Copy the data exactly as it appears, and do not include any pictures.

*Exercise input*

■ ■ ■

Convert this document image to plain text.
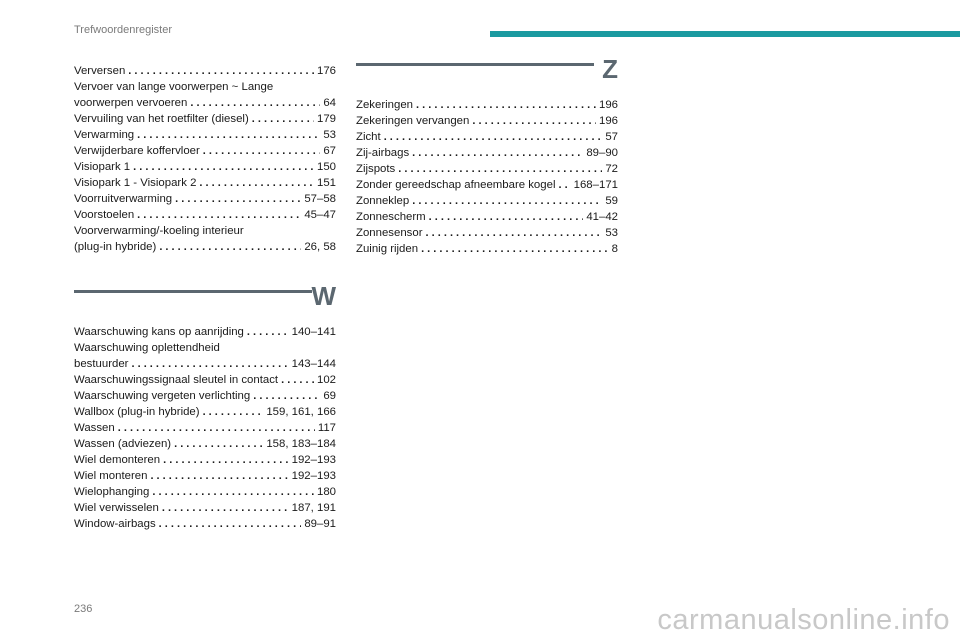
Trefwoordenregister
Verversen . . .	176
Vervoer van lange voorwerpen ~ Lange
voorwerpen vervoeren . . .	64
Vervuiling van het roetfilter (diesel) . . .	179
Verwarming . . .	53
Verwijderbare koffervloer . . .	67
Visiopark 1 . . .	150
Visiopark 1 - Visiopark 2 . . .	151
Voorruitverwarming . . .	57–58
Voorstoelen . . .	45–47
Voorverwarming/-koeling interieur
(plug-in hybride) . . .	26, 58
W
Waarschuwing kans op aanrijding . . .	140–141
Waarschuwing oplettendheid
bestuurder . . .	143–144
Waarschuwingssignaal sleutel in contact . . .	102
Waarschuwing vergeten verlichting . . .	69
Wallbox (plug-in hybride) . . .	159, 161, 166
Wassen . . .	117
Wassen (adviezen) . . .	158, 183–184
Wiel demonteren . . .	192–193
Wiel monteren . . .	192–193
Wielophanging . . .	180
Wiel verwisselen . . .	187, 191
Window-airbags . . .	89–91
Z
Zekeringen . . .	196
Zekeringen vervangen . . .	196
Zicht . . .	57
Zij-airbags . . .	89–90
Zijspots . . .	72
Zonder gereedschap afneembare kogel . . . 168–171
Zonneklep . . .	59
Zonnescherm . . .	41–42
Zonnesensor . . .	53
Zuinig rijden . . .	8
236	carmanualsonline.info
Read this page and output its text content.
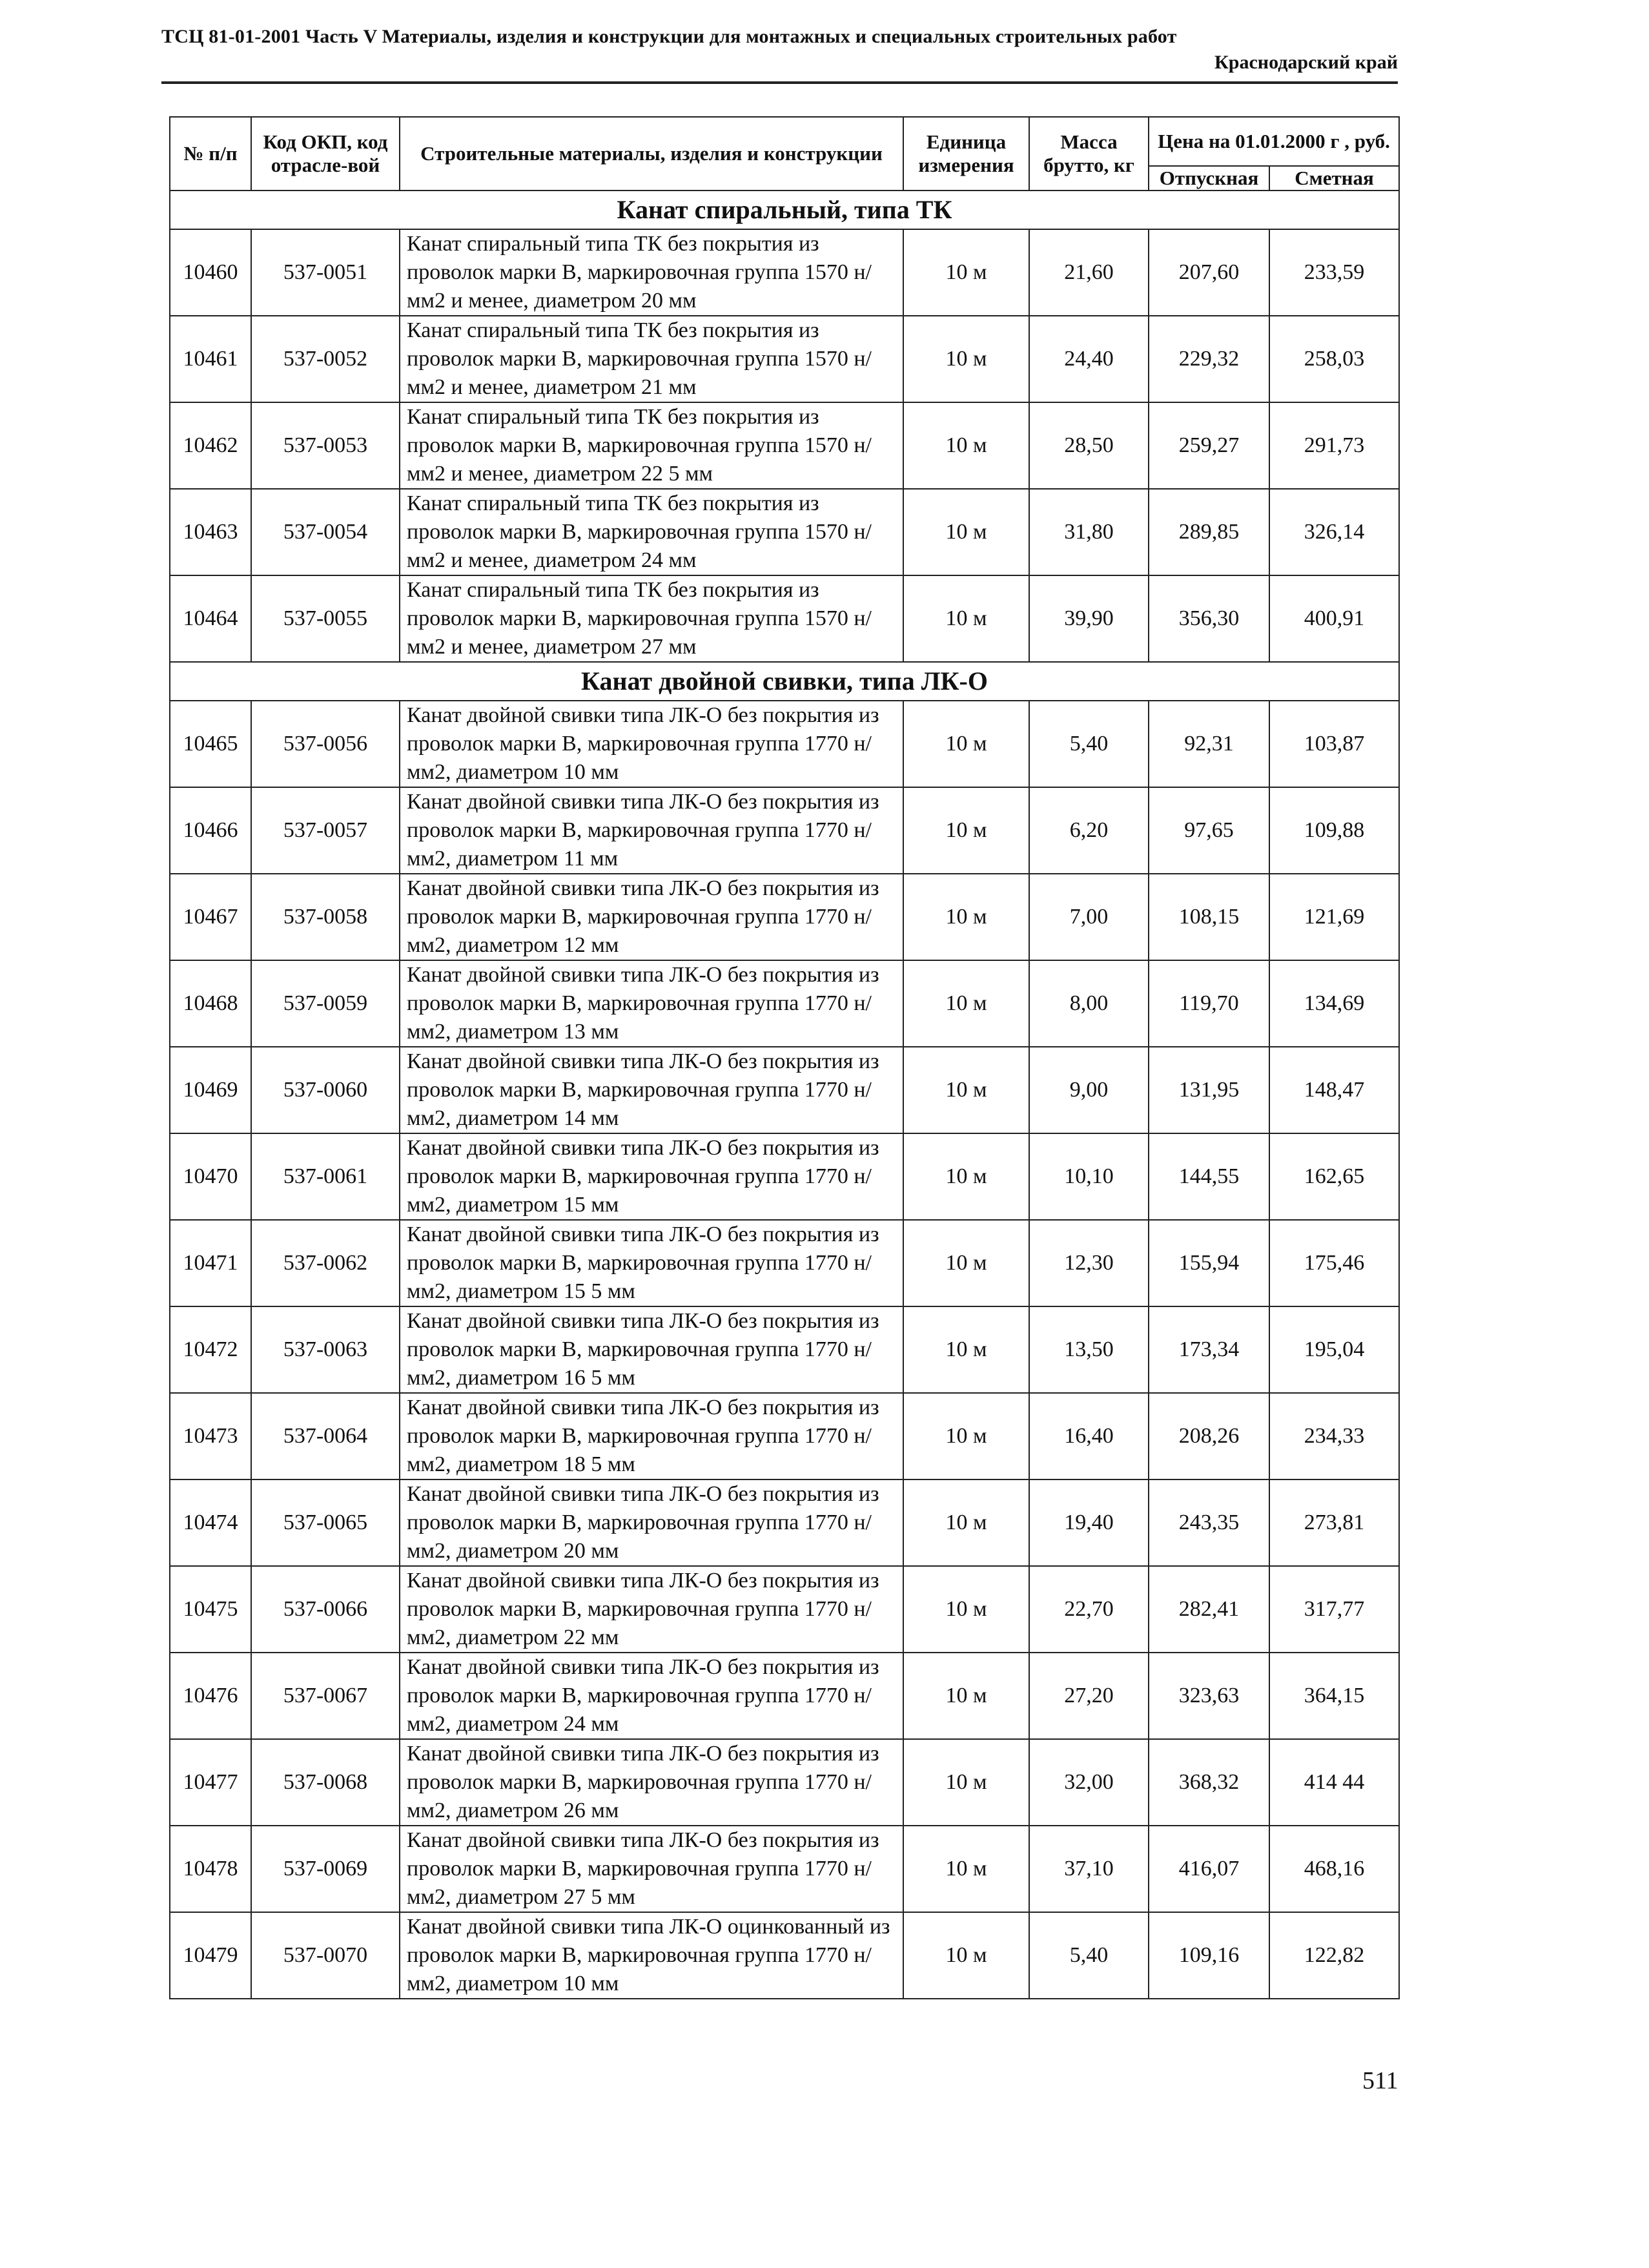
ТСЦ 81-01-2001 Часть V Материалы, изделия и конструкции для монтажных и специальных строительных работ
Краснодарский край
№ п/п	Код ОКП, код отрасле-вой	Строительные материалы, изделия и конструкции	Единица измерения	Масса брутто, кг	Цена на 01.01.2000 г , руб.	
					Отпускная	Сметная
Канат спиральный, типа ТК						
10460	537-0051	Канат спиральный типа ТК без покрытия из проволок марки В, маркировочная группа 1570 н/мм2 и менее, диаметром 20 мм	10 м	21,60	207,60	233,59
10461	537-0052	Канат спиральный типа ТК без покрытия из проволок марки В, маркировочная группа 1570 н/мм2 и менее, диаметром 21 мм	10 м	24,40	229,32	258,03
10462	537-0053	Канат спиральный типа ТК без покрытия из проволок марки В, маркировочная группа 1570 н/мм2 и менее, диаметром 22 5 мм	10 м	28,50	259,27	291,73
10463	537-0054	Канат спиральный типа ТК без покрытия из проволок марки В, маркировочная группа 1570 н/мм2 и менее, диаметром 24 мм	10 м	31,80	289,85	326,14
10464	537-0055	Канат спиральный типа ТК без покрытия из проволок марки В, маркировочная группа 1570 н/мм2 и менее, диаметром 27 мм	10 м	39,90	356,30	400,91
Канат двойной свивки, типа ЛК-О						
10465	537-0056	Канат двойной свивки типа ЛК-О без покрытия из проволок марки В, маркировочная группа 1770 н/мм2, диаметром 10 мм	10 м	5,40	92,31	103,87
10466	537-0057	Канат двойной свивки типа ЛК-О без покрытия из проволок марки В, маркировочная группа 1770 н/мм2, диаметром 11 мм	10 м	6,20	97,65	109,88
10467	537-0058	Канат двойной свивки типа ЛК-О без покрытия из проволок марки В, маркировочная группа 1770 н/мм2, диаметром 12 мм	10 м	7,00	108,15	121,69
10468	537-0059	Канат двойной свивки типа ЛК-О без покрытия из проволок марки В, маркировочная группа 1770 н/мм2, диаметром 13 мм	10 м	8,00	119,70	134,69
10469	537-0060	Канат двойной свивки типа ЛК-О без покрытия из проволок марки В, маркировочная группа 1770 н/мм2, диаметром 14 мм	10 м	9,00	131,95	148,47
10470	537-0061	Канат двойной свивки типа ЛК-О без покрытия из проволок марки В, маркировочная группа 1770 н/мм2, диаметром 15 мм	10 м	10,10	144,55	162,65
10471	537-0062	Канат двойной свивки типа ЛК-О без покрытия из проволок марки В, маркировочная группа 1770 н/мм2, диаметром 15 5 мм	10 м	12,30	155,94	175,46
10472	537-0063	Канат двойной свивки типа ЛК-О без покрытия из проволок марки В, маркировочная группа 1770 н/мм2, диаметром 16 5 мм	10 м	13,50	173,34	195,04
10473	537-0064	Канат двойной свивки типа ЛК-О без покрытия из проволок марки В, маркировочная группа 1770 н/мм2, диаметром 18 5 мм	10 м	16,40	208,26	234,33
10474	537-0065	Канат двойной свивки типа ЛК-О без покрытия из проволок марки В, маркировочная группа 1770 н/мм2, диаметром 20 мм	10 м	19,40	243,35	273,81
10475	537-0066	Канат двойной свивки типа ЛК-О без покрытия из проволок марки В, маркировочная группа 1770 н/мм2, диаметром 22 мм	10 м	22,70	282,41	317,77
10476	537-0067	Канат двойной свивки типа ЛК-О без покрытия из проволок марки В, маркировочная группа 1770 н/мм2, диаметром 24 мм	10 м	27,20	323,63	364,15
10477	537-0068	Канат двойной свивки типа ЛК-О без покрытия из проволок марки В, маркировочная группа 1770 н/мм2, диаметром 26 мм	10 м	32,00	368,32	414 44
10478	537-0069	Канат двойной свивки типа ЛК-О без покрытия из проволок марки В, маркировочная группа 1770 н/мм2, диаметром 27 5 мм	10 м	37,10	416,07	468,16
10479	537-0070	Канат двойной свивки типа ЛК-О оцинкованный из проволок марки В, маркировочная группа 1770 н/мм2, диаметром 10 мм	10 м	5,40	109,16	122,82
511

■ ■ ■

*Full output*
Convert this document image to plain text.
Trefwoordenregister
Verversen . . .	176
Vervoer van lange voorwerpen ~ Lange
voorwerpen vervoeren . . .	64
Vervuiling van het roetfilter (diesel) . . .	179
Verwarming . . .	53
Verwijderbare koffervloer . . .	67
Visiopark 1 . . .	150
Visiopark 1 - Visiopark 2 . . .	151
Voorruitverwarming . . .	57–58
Voorstoelen . . .	45–47
Voorverwarming/-koeling interieur
(plug-in hybride) . . .	26, 58
W
Waarschuwing kans op aanrijding . . .	140–141
Waarschuwing oplettendheid
bestuurder . . .	143–144
Waarschuwingssignaal sleutel in contact . . .	102
Waarschuwing vergeten verlichting . . .	69
Wallbox (plug-in hybride) . . .	159, 161, 166
Wassen . . .	117
Wassen (adviezen) . . .	158, 183–184
Wiel demonteren . . .	192–193
Wiel monteren . . .	192–193
Wielophanging . . .	180
Wiel verwisselen . . .	187, 191
Window-airbags . . .	89–91
Z
Zekeringen . . .	196
Zekeringen vervangen . . .	196
Zicht . . .	57
Zij-airbags . . .	89–90
Zijspots . . .	72
Zonder gereedschap afneembare kogel . . . 168–171
Zonneklep . . .	59
Zonnescherm . . .	41–42
Zonnesensor . . .	53
Zuinig rijden . . .	8
236	carmanualsonline.info
Read this page and output its text content.
ТСЦ 81-01-2001 Часть V Материалы, изделия и конструкции для монтажных и специальных строительных работ
Краснодарский край
№ п/п	Код ОКП, код отрасле-вой	Строительные материалы, изделия и конструкции	Единица измерения	Масса брутто, кг	Цена на 01.01.2000 г , руб.	
					Отпускная	Сметная
Канат спиральный, типа ТК						
10460	537-0051	Канат спиральный типа ТК без покрытия из проволок марки В, маркировочная группа 1570 н/мм2 и менее, диаметром 20 мм	10 м	21,60	207,60	233,59
10461	537-0052	Канат спиральный типа ТК без покрытия из проволок марки В, маркировочная группа 1570 н/мм2 и менее, диаметром 21 мм	10 м	24,40	229,32	258,03
10462	537-0053	Канат спиральный типа ТК без покрытия из проволок марки В, маркировочная группа 1570 н/мм2 и менее, диаметром 22 5 мм	10 м	28,50	259,27	291,73
10463	537-0054	Канат спиральный типа ТК без покрытия из проволок марки В, маркировочная группа 1570 н/мм2 и менее, диаметром 24 мм	10 м	31,80	289,85	326,14
10464	537-0055	Канат спиральный типа ТК без покрытия из проволок марки В, маркировочная группа 1570 н/мм2 и менее, диаметром 27 мм	10 м	39,90	356,30	400,91
Канат двойной свивки, типа ЛК-О						
10465	537-0056	Канат двойной свивки типа ЛК-О без покрытия из проволок марки В, маркировочная группа 1770 н/мм2, диаметром 10 мм	10 м	5,40	92,31	103,87
10466	537-0057	Канат двойной свивки типа ЛК-О без покрытия из проволок марки В, маркировочная группа 1770 н/мм2, диаметром 11 мм	10 м	6,20	97,65	109,88
10467	537-0058	Канат двойной свивки типа ЛК-О без покрытия из проволок марки В, маркировочная группа 1770 н/мм2, диаметром 12 мм	10 м	7,00	108,15	121,69
10468	537-0059	Канат двойной свивки типа ЛК-О без покрытия из проволок марки В, маркировочная группа 1770 н/мм2, диаметром 13 мм	10 м	8,00	119,70	134,69
10469	537-0060	Канат двойной свивки типа ЛК-О без покрытия из проволок марки В, маркировочная группа 1770 н/мм2, диаметром 14 мм	10 м	9,00	131,95	148,47
10470	537-0061	Канат двойной свивки типа ЛК-О без покрытия из проволок марки В, маркировочная группа 1770 н/мм2, диаметром 15 мм	10 м	10,10	144,55	162,65
10471	537-0062	Канат двойной свивки типа ЛК-О без покрытия из проволок марки В, маркировочная группа 1770 н/мм2, диаметром 15 5 мм	10 м	12,30	155,94	175,46
10472	537-0063	Канат двойной свивки типа ЛК-О без покрытия из проволок марки В, маркировочная группа 1770 н/мм2, диаметром 16 5 мм	10 м	13,50	173,34	195,04
10473	537-0064	Канат двойной свивки типа ЛК-О без покрытия из проволок марки В, маркировочная группа 1770 н/мм2, диаметром 18 5 мм	10 м	16,40	208,26	234,33
10474	537-0065	Канат двойной свивки типа ЛК-О без покрытия из проволок марки В, маркировочная группа 1770 н/мм2, диаметром 20 мм	10 м	19,40	243,35	273,81
10475	537-0066	Канат двойной свивки типа ЛК-О без покрытия из проволок марки В, маркировочная группа 1770 н/мм2, диаметром 22 мм	10 м	22,70	282,41	317,77
10476	537-0067	Канат двойной свивки типа ЛК-О без покрытия из проволок марки В, маркировочная группа 1770 н/мм2, диаметром 24 мм	10 м	27,20	323,63	364,15
10477	537-0068	Канат двойной свивки типа ЛК-О без покрытия из проволок марки В, маркировочная группа 1770 н/мм2, диаметром 26 мм	10 м	32,00	368,32	414 44
10478	537-0069	Канат двойной свивки типа ЛК-О без покрытия из проволок марки В, маркировочная группа 1770 н/мм2, диаметром 27 5 мм	10 м	37,10	416,07	468,16
10479	537-0070	Канат двойной свивки типа ЛК-О оцинкованный из проволок марки В, маркировочная группа 1770 н/мм2, диаметром 10 мм	10 м	5,40	109,16	122,82
511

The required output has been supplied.